Given exercise ▸ Find the lines below that contain the word "文段出处" and count them. Only the number should be given.

--- Start Provided data ---

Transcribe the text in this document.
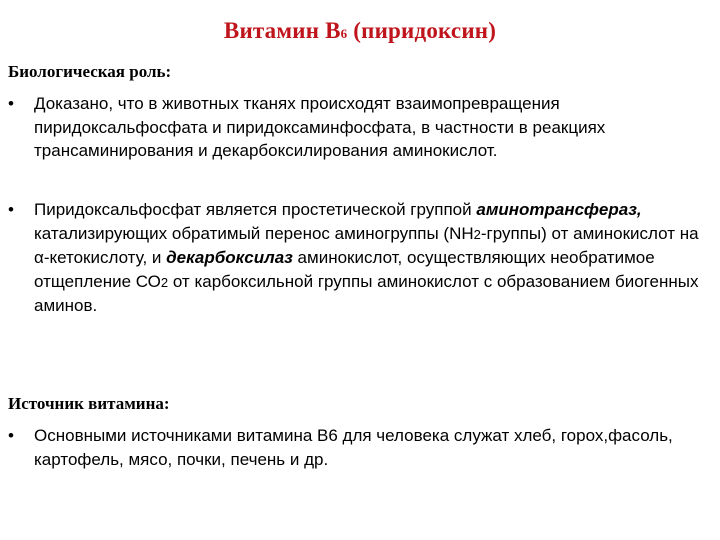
Витамин В6 (пиридоксин)
Биологическая роль:
• Доказано, что в животных тканях происходят взаимопревращения пиридоксальфосфата и пиридоксаминфосфата, в частности в реакциях трансаминирования и декарбоксилирования аминокислот.
• Пиридоксальфосфат является простетической группой аминотрансфераз, катализирующих обратимый перенос аминогруппы (NH2-группы) от аминокислот на α-кетокислоту, и декарбоксилаз аминокислот, осуществляющих необратимое отщепление СО2 от карбоксильной группы аминокислот с образованием биогенных аминов.
Источник витамина:
• Основными источниками витамина В6 для человека служат хлеб, горох,фасоль, картофель, мясо, почки, печень и др.
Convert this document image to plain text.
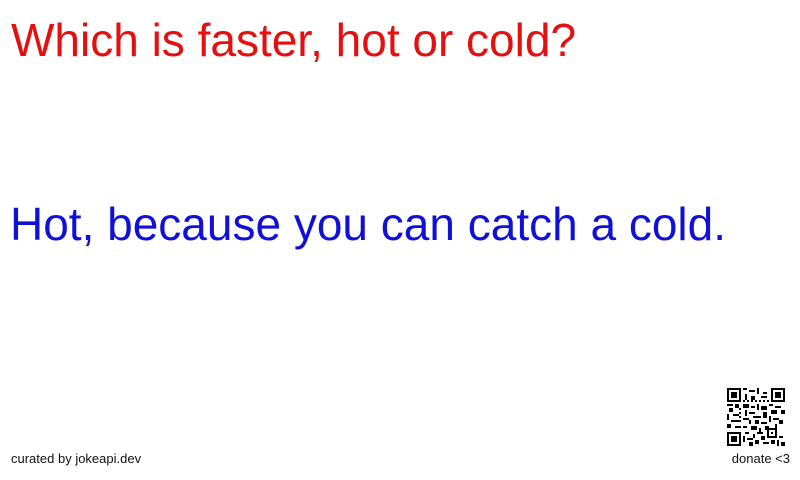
Which is faster, hot or cold?
Hot, because you can catch a cold.
curated by jokeapi.dev	donate <3
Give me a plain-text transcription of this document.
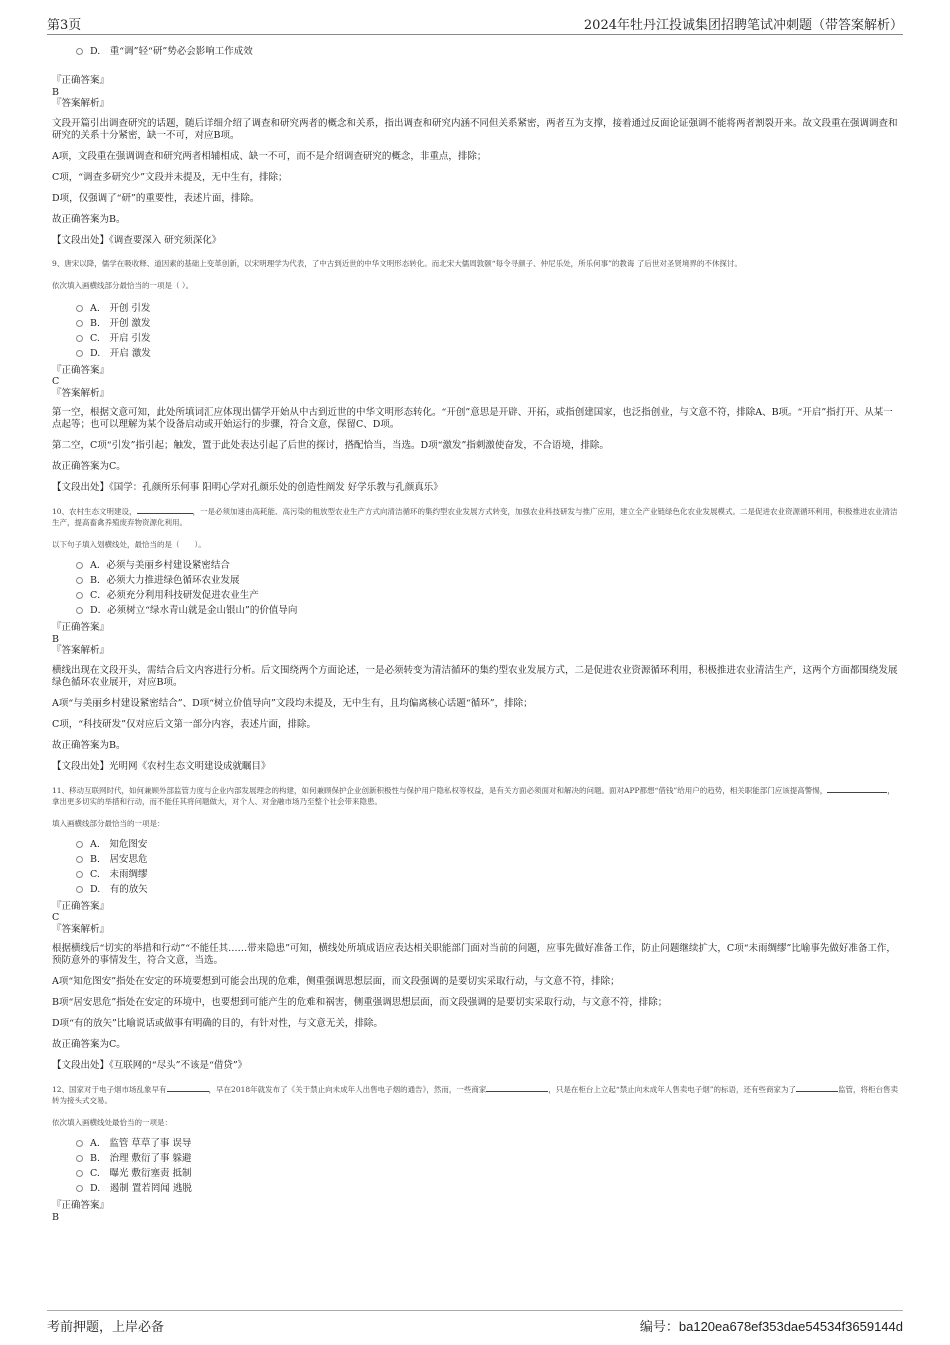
第3页	2024年牡丹江投诚集团招聘笔试冲刺题（带答案解析）
D.　重“调”轻“研”势必会影响工作成效
『正确答案』
B
『答案解析』
文段开篇引出调查研究的话题，随后详细介绍了调查和研究两者的概念和关系，指出调查和研究内涵不同但关系紧密，两者互为支撑，接着通过反面论证强调不能将两者割裂开来。故文段重在强调调查和研究的关系十分紧密，缺一不可，对应B项。
A项，文段重在强调调查和研究两者相辅相成、缺一不可，而不是介绍调查研究的概念，非重点，排除；
C项，“调查多研究少”文段并未提及，无中生有，排除；
D项，仅强调了“研”的重要性，表述片面，排除。
故正确答案为B。
【文段出处】《调查要深入 研究须深化》
9、唐宋以降，儒学在吸收释、道因素的基础上变革创新，以宋明理学为代表，了中古到近世的中华文明形态转化。而北宋大儒周敦颐“每令寻颜子、仲尼乐处，所乐何事”的教诲 了后世对圣贤境界的不休探讨。
依次填入画横线部分最恰当的一项是（ ）。
A.　开创 引发
B.　开创 激发
C.　开启 引发
D.　开启 激发
『正确答案』
C
『答案解析』
第一空，根据文意可知，此处所填词汇应体现出儒学开始从中古到近世的中华文明形态转化。“开创”意思是开辟、开拓，或指创建国家，也泛指创业，与文意不符，排除A、B项。“开启”指打开、从某一点起等；也可以理解为某个设备启动或开始运行的步骤，符合文意，保留C、D项。
第二空，C项“引发”指引起；触发，置于此处表达引起了后世的探讨，搭配恰当，当选。D项“激发”指刺激使奋发，不合语境，排除。
故正确答案为C。
【文段出处】《国学：孔颜所乐何事 阳明心学对孔颜乐处的创造性阐发 好学乐教与孔颜真乐》
10、农村生态文明建设，	，一是必须加速由高耗能、高污染的粗放型农业生产方式向清洁循环的集约型农业发展方式转变，加强农业科技研发与推广应用，建立全产业链绿色化农业发展模式。二是促进农业资源循环利用，积极推进农业清洁生产，提高畜禽养殖废弃物资源化利用。
以下句子填入划横线处，最恰当的是（　　）。
A．必须与美丽乡村建设紧密结合
B．必须大力推进绿色循环农业发展
C．必须充分利用科技研发促进农业生产
D．必须树立“绿水青山就是金山银山”的价值导向
『正确答案』
B
『答案解析』
横线出现在文段开头，需结合后文内容进行分析。后文围绕两个方面论述，一是必须转变为清洁循环的集约型农业发展方式，二是促进农业资源循环利用，积极推进农业清洁生产，这两个方面都围绕发展绿色循环农业展开，对应B项。
A项“与美丽乡村建设紧密结合”、D项“树立价值导向”文段均未提及，无中生有，且均偏离核心话题“循环”，排除；
C项，“科技研发”仅对应后文第一部分内容，表述片面，排除。
故正确答案为B。
【文段出处】光明网《农村生态文明建设成就瞩目》
11、移动互联网时代，如何兼顾外部监管力度与企业内部发展理念的构建，如何兼顾保护企业创新积极性与保护用户隐私权等权益，是有关方面必须面对和解决的问题。面对APP都想“借钱”给用户的趋势，相关职能部门应该提高警惕，	，拿出更多切实的举措和行动，而不能任其将问题做大，对个人、对金融市场乃至整个社会带来隐患。
填入画横线部分最恰当的一项是：
A.　知危图安
B.　居安思危
C.　未雨绸缪
D.　有的放矢
『正确答案』
C
『答案解析』
根据横线后“切实的举措和行动”“不能任其……带来隐患”可知，横线处所填成语应表达相关职能部门面对当前的问题，应事先做好准备工作，防止问题继续扩大，C项“未雨绸缪”比喻事先做好准备工作，预防意外的事情发生，符合文意，当选。
A项“知危图安”指处在安定的环境要想到可能会出现的危难，侧重强调思想层面，而文段强调的是要切实采取行动，与文意不符，排除；
B项“居安思危”指处在安定的环境中，也要想到可能产生的危难和祸害，侧重强调思想层面，而文段强调的是要切实采取行动，与文意不符，排除；
D项“有的放矢”比喻说话或做事有明确的目的，有针对性，与文意无关，排除。
故正确答案为C。
【文段出处】《互联网的“尽头”不该是“借贷”》
12、国家对于电子烟市场乱象早有	，早在2018年就发布了《关于禁止向未成年人出售电子烟的通告》，然而，一些商家	，只是在柜台上立起“禁止向未成年人售卖电子烟”的标语，还有些商家为了	监管，将柜台售卖转为接头式交易。
依次填入画横线处最恰当的一项是：
A.　监管 草草了事 误导
B.　治理 敷衍了事 躲避
C.　曝光 敷衍塞责 抵制
D.　遏制 置若罔闻 逃脱
『正确答案』
B
考前押题，上岸必备	编号：ba120ea678ef353dae54534f3659144d
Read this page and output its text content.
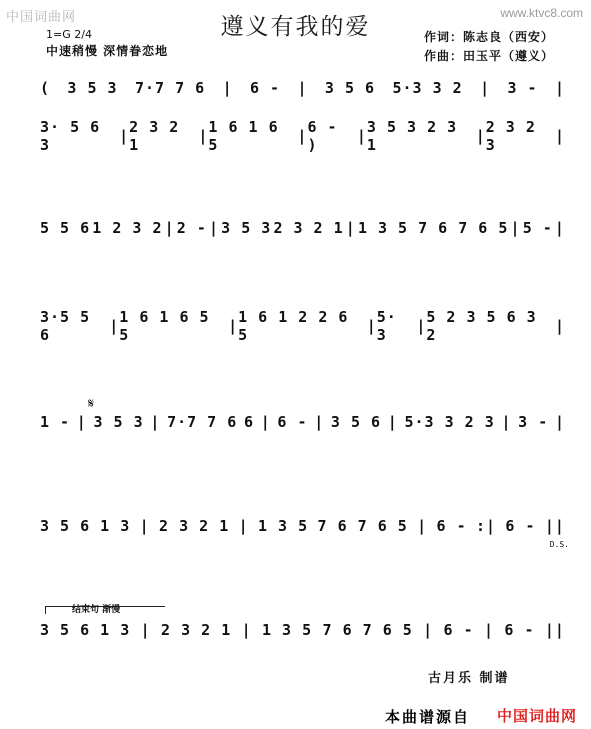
中国词曲网	www.ktvc8.com
遵义有我的爱
1=G 2/4
中速稍慢 深情眷恋地
作词：陈志良（西安）
作曲：田玉平（遵义）
( 3 5 3 7·7 7 6 | 6 - | 3 5 6 5·3 3 2 | 3 - |
3· 5 6 3	| 2 3 2 1	| 1 6 1 6 5	| 6 - )	| 3 5 3 2 3 1	| 2 3 2 3	|
5 5 6 1 2 3 2 | 2 - | 3 5 3 2 3 2 1 | 1 3 5 7 6 7 6 5 | 5 - |
3·5 5 6	| 1 6 1 6 5 5	| 1 6 1 2 2 6 5	| 5· 3	| 5 2 3 5 6 3 2	|
𝄋
1 - | 3 5 3 | 7·7 7 6 6 | 6 - | 3 5 6 | 5·3 3 2 3 | 3 - |
3 5 6 1 3 | 2 3 2 1 | 1 3 5 7 6 7 6 5 | 6 - :| 6 - ||
D.S.
结束句 渐慢
3 5 6 1 3 | 2 3 2 1 | 1 3 5 7 6 7 6 5 | 6 - | 6 - ||
古月乐 制谱
本曲谱源自 中国词曲网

--- End Provided data ---

Written response ▸ 4